(Stored data)
>> Begin

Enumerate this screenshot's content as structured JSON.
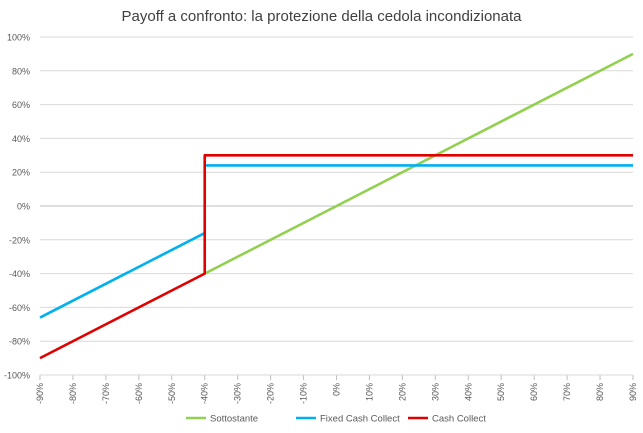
{
  "chart_data": {
    "type": "line",
    "title": "Payoff a confronto: la protezione della cedola incondizionata",
    "xlabel": "",
    "ylabel": "",
    "xlim": [
      -90,
      90
    ],
    "ylim": [
      -100,
      100
    ],
    "x_ticks": [
      -90,
      -80,
      -70,
      -60,
      -50,
      -40,
      -30,
      -20,
      -10,
      0,
      10,
      20,
      30,
      40,
      50,
      60,
      70,
      80,
      90
    ],
    "x_tick_labels": [
      "-90%",
      "-80%",
      "-70%",
      "-60%",
      "-50%",
      "-40%",
      "-30%",
      "-20%",
      "-10%",
      "0%",
      "10%",
      "20%",
      "30%",
      "40%",
      "50%",
      "60%",
      "70%",
      "80%",
      "90%"
    ],
    "y_ticks": [
      -100,
      -80,
      -60,
      -40,
      -20,
      0,
      20,
      40,
      60,
      80,
      100
    ],
    "y_tick_labels": [
      "-100%",
      "-80%",
      "-60%",
      "-40%",
      "-20%",
      "0%",
      "20%",
      "40%",
      "60%",
      "80%",
      "100%"
    ],
    "grid": "horizontal",
    "legend_position": "bottom",
    "series": [
      {
        "name": "Sottostante",
        "color": "#92d050",
        "segments": [
          [
            [
              -40,
              -40
            ],
            [
              90,
              90
            ]
          ]
        ]
      },
      {
        "name": "Fixed Cash Collect",
        "color": "#00b0f0",
        "segments": [
          [
            [
              -90,
              -66
            ],
            [
              -40,
              -16
            ]
          ],
          [
            [
              -40,
              24
            ],
            [
              90,
              24
            ]
          ]
        ]
      },
      {
        "name": "Cash Collect",
        "color": "#e00000",
        "segments": [
          [
            [
              -90,
              -90
            ],
            [
              -40,
              -40
            ],
            [
              -40,
              30
            ],
            [
              90,
              30
            ]
          ]
        ]
      }
    ]
  }
}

>> End

• CHALLENGE
Return every line in the listing that contains the word "name".

• CORRECT OUTPUT
        "name": "Sottostante",
        "name": "Fixed Cash Collect",
        "name": "Cash Collect",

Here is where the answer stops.